Objective ▸ Format the entries as a JSON list of strings, one string per line, starting at the line containing "staticText: 5:59 (33, 438, 100, 484)" and continuing through the last line of the entries. Skip blank lines and leave the pictures out.

Data supplied ▸
• • •

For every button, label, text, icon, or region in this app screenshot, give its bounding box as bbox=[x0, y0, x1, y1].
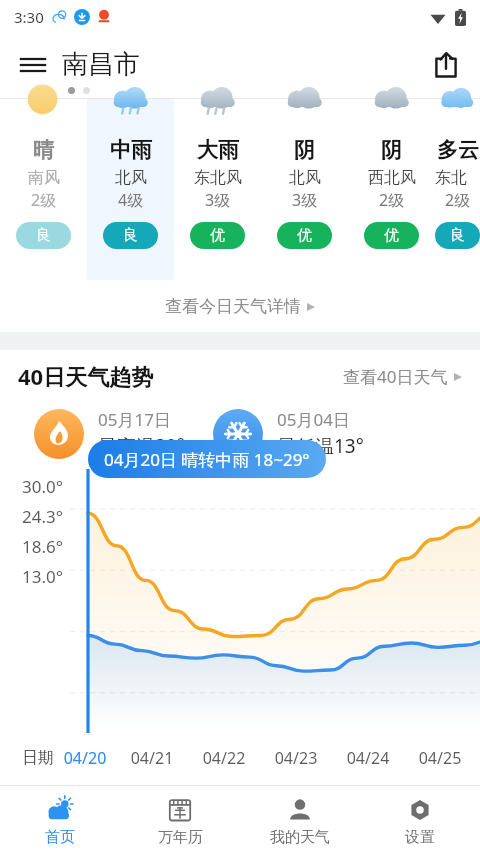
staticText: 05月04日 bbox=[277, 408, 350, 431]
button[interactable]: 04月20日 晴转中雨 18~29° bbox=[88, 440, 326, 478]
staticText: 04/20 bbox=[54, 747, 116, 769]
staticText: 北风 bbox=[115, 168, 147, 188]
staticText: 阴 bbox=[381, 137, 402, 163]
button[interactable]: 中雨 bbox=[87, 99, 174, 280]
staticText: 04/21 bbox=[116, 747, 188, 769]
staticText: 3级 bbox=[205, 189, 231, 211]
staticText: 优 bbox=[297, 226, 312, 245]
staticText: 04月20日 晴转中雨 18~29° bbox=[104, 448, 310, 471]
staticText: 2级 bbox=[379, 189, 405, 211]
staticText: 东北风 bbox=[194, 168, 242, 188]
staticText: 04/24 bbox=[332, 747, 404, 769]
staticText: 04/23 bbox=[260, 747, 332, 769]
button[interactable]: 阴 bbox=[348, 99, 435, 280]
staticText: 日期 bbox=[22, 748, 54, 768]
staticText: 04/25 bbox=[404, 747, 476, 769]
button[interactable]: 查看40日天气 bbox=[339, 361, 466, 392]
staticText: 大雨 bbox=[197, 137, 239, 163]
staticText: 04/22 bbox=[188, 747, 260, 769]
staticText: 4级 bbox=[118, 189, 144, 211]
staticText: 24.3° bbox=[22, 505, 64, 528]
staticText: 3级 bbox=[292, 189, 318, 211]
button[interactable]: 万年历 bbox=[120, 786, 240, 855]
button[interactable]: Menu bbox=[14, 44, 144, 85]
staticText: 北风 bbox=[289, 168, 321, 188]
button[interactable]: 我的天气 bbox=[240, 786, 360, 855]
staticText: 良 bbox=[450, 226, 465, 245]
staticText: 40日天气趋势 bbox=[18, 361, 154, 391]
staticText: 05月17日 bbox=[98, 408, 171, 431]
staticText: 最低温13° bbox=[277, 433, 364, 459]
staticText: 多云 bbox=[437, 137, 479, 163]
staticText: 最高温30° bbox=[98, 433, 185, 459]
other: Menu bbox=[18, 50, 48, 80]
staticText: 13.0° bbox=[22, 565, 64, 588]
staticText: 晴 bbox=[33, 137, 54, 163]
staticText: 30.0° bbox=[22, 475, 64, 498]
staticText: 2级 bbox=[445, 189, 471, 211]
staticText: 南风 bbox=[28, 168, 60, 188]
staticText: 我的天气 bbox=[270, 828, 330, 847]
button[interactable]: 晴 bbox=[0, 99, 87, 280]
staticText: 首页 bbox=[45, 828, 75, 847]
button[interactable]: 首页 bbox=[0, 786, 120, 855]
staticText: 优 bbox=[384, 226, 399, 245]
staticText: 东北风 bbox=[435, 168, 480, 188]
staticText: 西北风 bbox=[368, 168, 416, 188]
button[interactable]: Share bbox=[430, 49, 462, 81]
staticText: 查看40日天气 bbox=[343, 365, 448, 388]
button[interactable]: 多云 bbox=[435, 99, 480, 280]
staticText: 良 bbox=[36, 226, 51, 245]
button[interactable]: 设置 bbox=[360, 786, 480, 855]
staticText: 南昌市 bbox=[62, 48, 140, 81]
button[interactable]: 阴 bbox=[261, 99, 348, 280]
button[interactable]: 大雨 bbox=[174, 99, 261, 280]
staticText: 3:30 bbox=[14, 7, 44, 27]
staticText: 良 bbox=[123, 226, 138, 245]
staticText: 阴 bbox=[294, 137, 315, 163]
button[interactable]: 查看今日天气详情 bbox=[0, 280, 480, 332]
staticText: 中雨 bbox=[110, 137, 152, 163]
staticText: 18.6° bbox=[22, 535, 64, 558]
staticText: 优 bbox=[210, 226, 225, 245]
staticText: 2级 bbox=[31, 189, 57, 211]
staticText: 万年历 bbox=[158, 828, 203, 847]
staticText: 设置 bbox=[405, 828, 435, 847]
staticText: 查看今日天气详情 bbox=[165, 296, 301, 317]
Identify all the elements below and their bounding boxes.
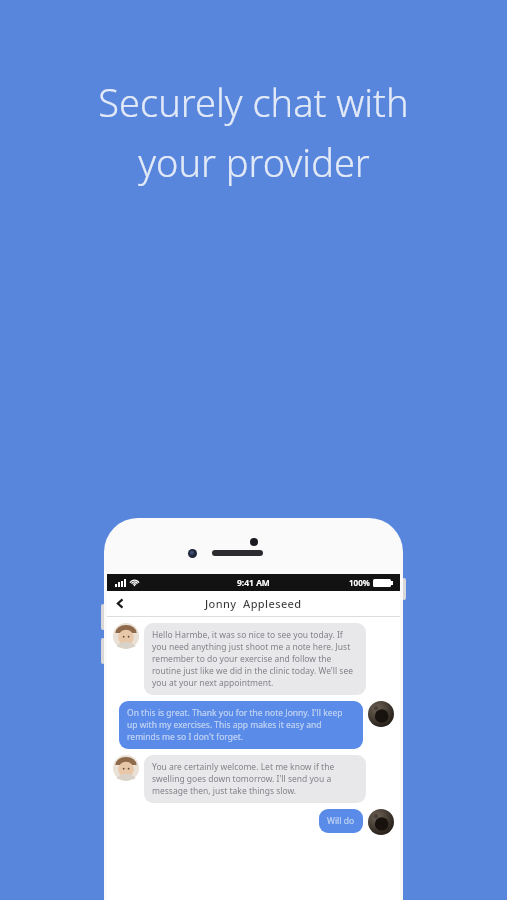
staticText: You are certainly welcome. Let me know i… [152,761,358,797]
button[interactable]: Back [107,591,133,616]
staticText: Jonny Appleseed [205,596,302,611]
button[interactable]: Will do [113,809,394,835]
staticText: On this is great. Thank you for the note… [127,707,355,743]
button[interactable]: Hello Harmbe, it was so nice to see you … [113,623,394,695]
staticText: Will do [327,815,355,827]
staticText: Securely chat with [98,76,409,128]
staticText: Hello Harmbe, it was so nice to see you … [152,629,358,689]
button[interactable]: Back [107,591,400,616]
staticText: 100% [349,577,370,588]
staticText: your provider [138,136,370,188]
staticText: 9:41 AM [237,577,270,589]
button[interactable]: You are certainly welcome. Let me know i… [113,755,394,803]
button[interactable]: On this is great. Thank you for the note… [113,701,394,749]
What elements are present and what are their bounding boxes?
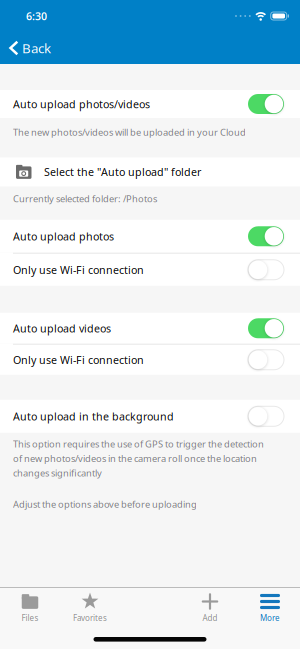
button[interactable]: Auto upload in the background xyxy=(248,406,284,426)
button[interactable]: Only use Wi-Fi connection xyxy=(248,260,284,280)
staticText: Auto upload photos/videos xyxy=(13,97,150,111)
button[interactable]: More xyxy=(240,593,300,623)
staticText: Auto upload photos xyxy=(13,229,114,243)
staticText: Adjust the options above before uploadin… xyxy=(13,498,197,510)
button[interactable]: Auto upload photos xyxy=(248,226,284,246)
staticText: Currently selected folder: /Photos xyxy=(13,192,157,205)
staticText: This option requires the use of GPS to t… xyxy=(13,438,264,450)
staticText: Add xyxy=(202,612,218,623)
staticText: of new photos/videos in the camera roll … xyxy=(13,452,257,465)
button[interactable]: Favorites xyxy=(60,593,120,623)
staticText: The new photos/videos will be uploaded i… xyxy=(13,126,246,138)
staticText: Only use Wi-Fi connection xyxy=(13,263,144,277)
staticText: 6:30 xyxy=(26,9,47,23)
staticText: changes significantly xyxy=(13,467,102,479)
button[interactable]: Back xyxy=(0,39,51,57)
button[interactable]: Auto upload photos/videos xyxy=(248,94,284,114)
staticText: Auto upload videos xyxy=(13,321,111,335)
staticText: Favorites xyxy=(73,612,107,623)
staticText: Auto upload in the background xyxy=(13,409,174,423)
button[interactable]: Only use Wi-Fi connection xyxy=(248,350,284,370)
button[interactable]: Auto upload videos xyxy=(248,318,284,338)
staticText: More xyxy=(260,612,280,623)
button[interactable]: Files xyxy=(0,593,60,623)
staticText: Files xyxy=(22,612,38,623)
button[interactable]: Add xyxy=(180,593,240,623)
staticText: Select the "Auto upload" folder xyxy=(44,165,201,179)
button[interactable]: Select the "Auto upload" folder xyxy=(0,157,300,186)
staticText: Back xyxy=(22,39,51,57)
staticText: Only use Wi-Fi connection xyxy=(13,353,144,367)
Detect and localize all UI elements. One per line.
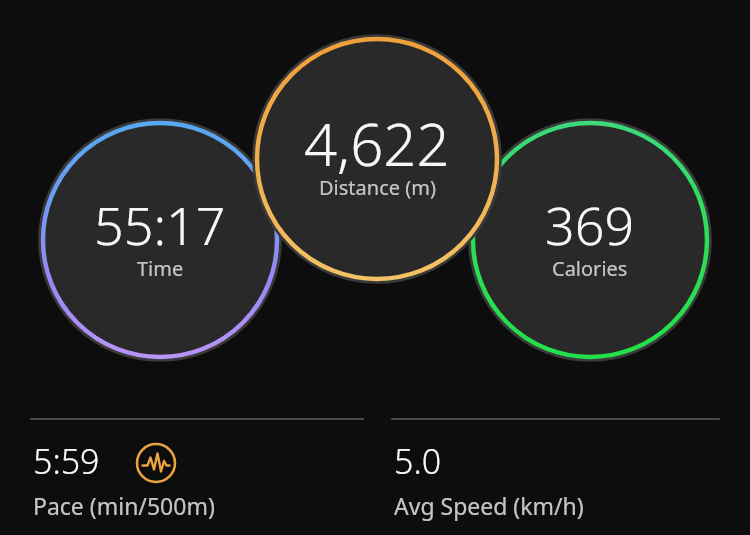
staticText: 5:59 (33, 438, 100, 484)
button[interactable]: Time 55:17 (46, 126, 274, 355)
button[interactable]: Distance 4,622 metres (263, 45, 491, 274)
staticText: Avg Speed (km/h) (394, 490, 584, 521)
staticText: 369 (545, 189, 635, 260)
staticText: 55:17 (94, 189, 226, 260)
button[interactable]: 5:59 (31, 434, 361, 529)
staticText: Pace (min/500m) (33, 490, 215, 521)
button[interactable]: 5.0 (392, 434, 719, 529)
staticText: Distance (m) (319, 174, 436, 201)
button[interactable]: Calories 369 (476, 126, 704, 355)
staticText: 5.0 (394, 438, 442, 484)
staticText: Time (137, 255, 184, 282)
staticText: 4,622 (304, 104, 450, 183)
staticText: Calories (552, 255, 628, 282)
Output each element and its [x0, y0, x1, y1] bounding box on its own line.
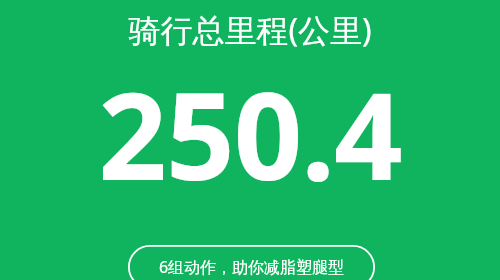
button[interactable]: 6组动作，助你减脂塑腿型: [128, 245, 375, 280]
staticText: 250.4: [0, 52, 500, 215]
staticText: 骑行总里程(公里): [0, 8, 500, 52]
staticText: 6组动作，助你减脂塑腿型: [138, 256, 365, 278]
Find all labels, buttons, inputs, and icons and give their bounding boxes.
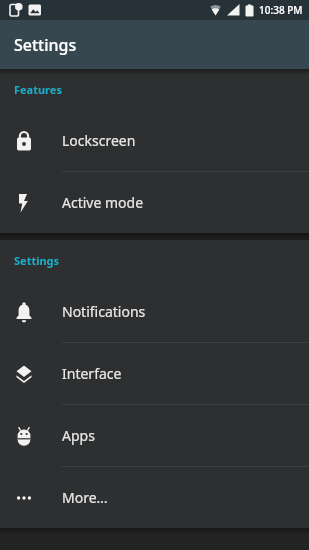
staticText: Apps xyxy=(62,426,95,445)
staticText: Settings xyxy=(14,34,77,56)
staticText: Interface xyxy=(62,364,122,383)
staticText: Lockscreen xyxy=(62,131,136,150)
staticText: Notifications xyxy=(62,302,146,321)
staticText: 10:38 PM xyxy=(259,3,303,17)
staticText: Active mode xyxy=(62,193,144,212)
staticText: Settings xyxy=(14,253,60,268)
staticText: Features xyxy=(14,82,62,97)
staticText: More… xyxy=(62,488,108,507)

• • •

Solution for this task ▸
[
  "staticText: 5:59 (33, 438, 100, 484)",
  "button[interactable]: Time 55:17 (46, 126, 274, 355)",
  "button[interactable]: Distance 4,622 metres (263, 45, 491, 274)",
  "staticText: Avg Speed (km/h) (394, 490, 584, 521)",
  "staticText: 369 (545, 189, 635, 260)",
  "staticText: 55:17 (94, 189, 226, 260)",
  "button[interactable]: 5:59 (31, 434, 361, 529)",
  "staticText: Pace (min/500m) (33, 490, 215, 521)",
  "button[interactable]: 5.0 (392, 434, 719, 529)",
  "staticText: Distance (m) (319, 174, 436, 201)",
  "button[interactable]: Calories 369 (476, 126, 704, 355)",
  "staticText: 5.0 (394, 438, 442, 484)",
  "staticText: Time (137, 255, 184, 282)",
  "staticText: 4,622 (304, 104, 450, 183)",
  "staticText: Calories (552, 255, 628, 282)",
  "Output each element and its [x0, y0, x1, y1] bounding box on its own line.",
  "button[interactable]: 6组动作，助你减脂塑腿型: [128, 245, 375, 280]",
  "staticText: 250.4: [0, 52, 500, 215]",
  "staticText: 骑行总里程(公里): [0, 8, 500, 52]",
  "staticText: 6组动作，助你减脂塑腿型: [138, 256, 365, 278]",
  "Find all labels, buttons, inputs, and icons and give their bounding boxes.",
  "staticText: Apps xyxy=(62,426,95,445)",
  "staticText: Settings xyxy=(14,34,77,56)",
  "staticText: Interface xyxy=(62,364,122,383)",
  "staticText: Lockscreen xyxy=(62,131,136,150)",
  "staticText: Notifications xyxy=(62,302,146,321)",
  "staticText: 10:38 PM xyxy=(259,3,303,17)",
  "staticText: Active mode xyxy=(62,193,144,212)",
  "staticText: Settings xyxy=(14,253,60,268)",
  "staticText: Features xyxy=(14,82,62,97)",
  "staticText: More… xyxy=(62,488,108,507)"
]